STORED DATA:

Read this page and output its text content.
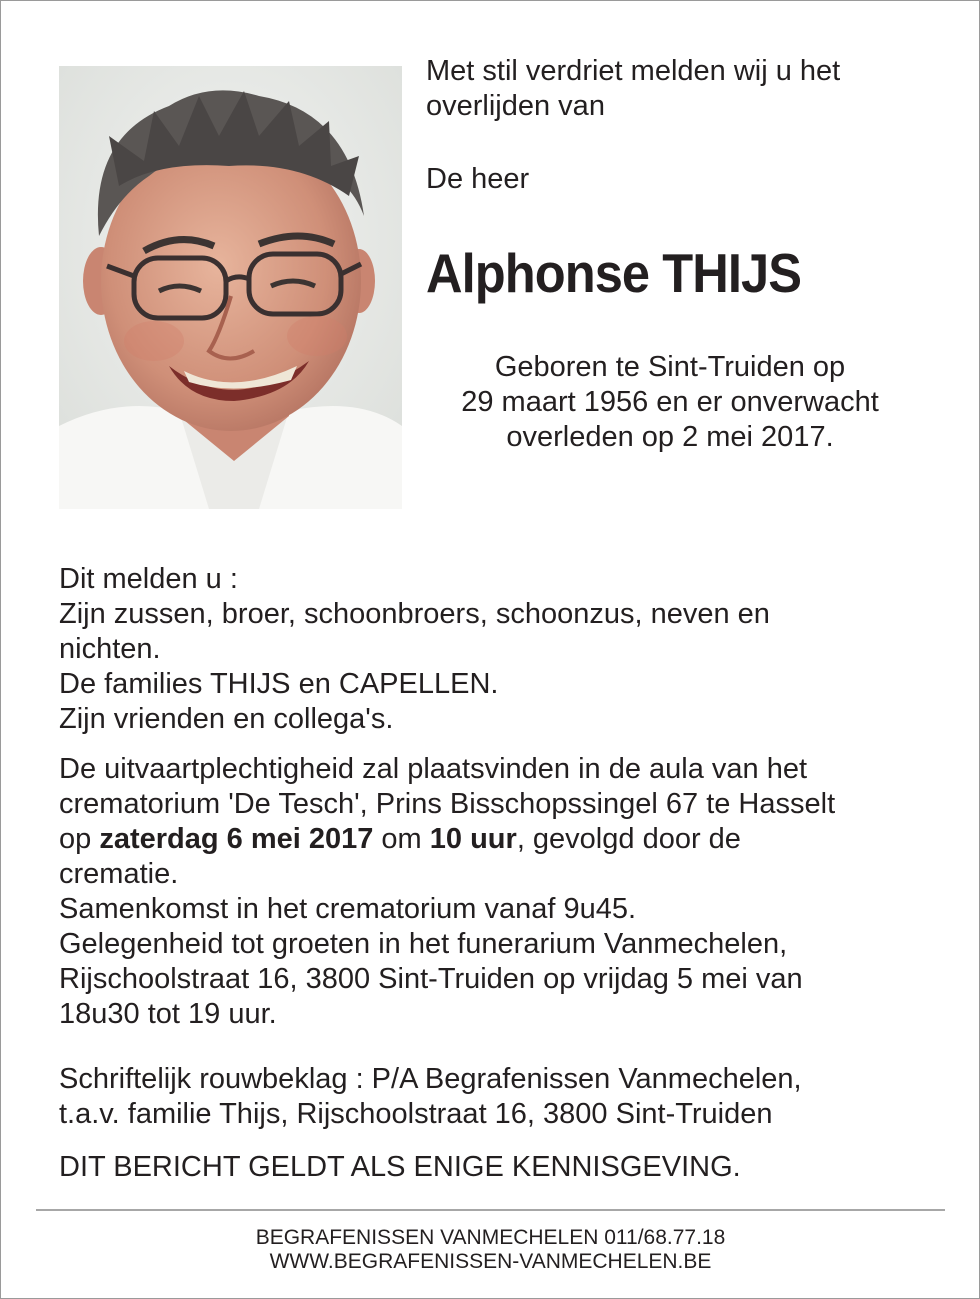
Met stil verdriet melden wij u het

overlijden van

De heer
Alphonse THIJS

Geboren te Sint-Truiden op

29 maart 1956 en er onverwacht

overleden op 2 mei 2017.

Dit melden u :

Zijn zussen, broer, schoonbroers, schoonzus, neven en

nichten.

De families THIJS en CAPELLEN.

Zijn vrienden en collega's.

De uitvaartplechtigheid zal plaatsvinden in de aula van het

crematorium 'De Tesch', Prins Bisschopssingel 67 te Hasselt

op zaterdag 6 mei 2017 om 10 uur, gevolgd door de

crematie.

Samenkomst in het crematorium vanaf 9u45.

Gelegenheid tot groeten in het funerarium Vanmechelen,

Rijschoolstraat 16, 3800 Sint-Truiden op vrijdag 5 mei van

18u30 tot 19 uur.

Schriftelijk rouwbeklag : P/A Begrafenissen Vanmechelen,

t.a.v. familie Thijs, Rijschoolstraat 16, 3800 Sint-Truiden

DIT BERICHT GELDT ALS ENIGE KENNISGEVING.

BEGRAFENISSEN VANMECHELEN 011/68.77.18

WWW.BEGRAFENISSEN-VANMECHELEN.BE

GOAL: Skip every picture and transcribe the data above exactly.

THE RESULT:
Read this page and output its text content.
Met stil verdriet melden wij u het

overlijden van

De heer
Alphonse THIJS

Geboren te Sint-Truiden op

29 maart 1956 en er onverwacht

overleden op 2 mei 2017.

Dit melden u :

Zijn zussen, broer, schoonbroers, schoonzus, neven en

nichten.

De families THIJS en CAPELLEN.

Zijn vrienden en collega's.

De uitvaartplechtigheid zal plaatsvinden in de aula van het

crematorium 'De Tesch', Prins Bisschopssingel 67 te Hasselt

op zaterdag 6 mei 2017 om 10 uur, gevolgd door de

crematie.

Samenkomst in het crematorium vanaf 9u45.

Gelegenheid tot groeten in het funerarium Vanmechelen,

Rijschoolstraat 16, 3800 Sint-Truiden op vrijdag 5 mei van

18u30 tot 19 uur.

Schriftelijk rouwbeklag : P/A Begrafenissen Vanmechelen,

t.a.v. familie Thijs, Rijschoolstraat 16, 3800 Sint-Truiden

DIT BERICHT GELDT ALS ENIGE KENNISGEVING.

BEGRAFENISSEN VANMECHELEN 011/68.77.18

WWW.BEGRAFENISSEN-VANMECHELEN.BE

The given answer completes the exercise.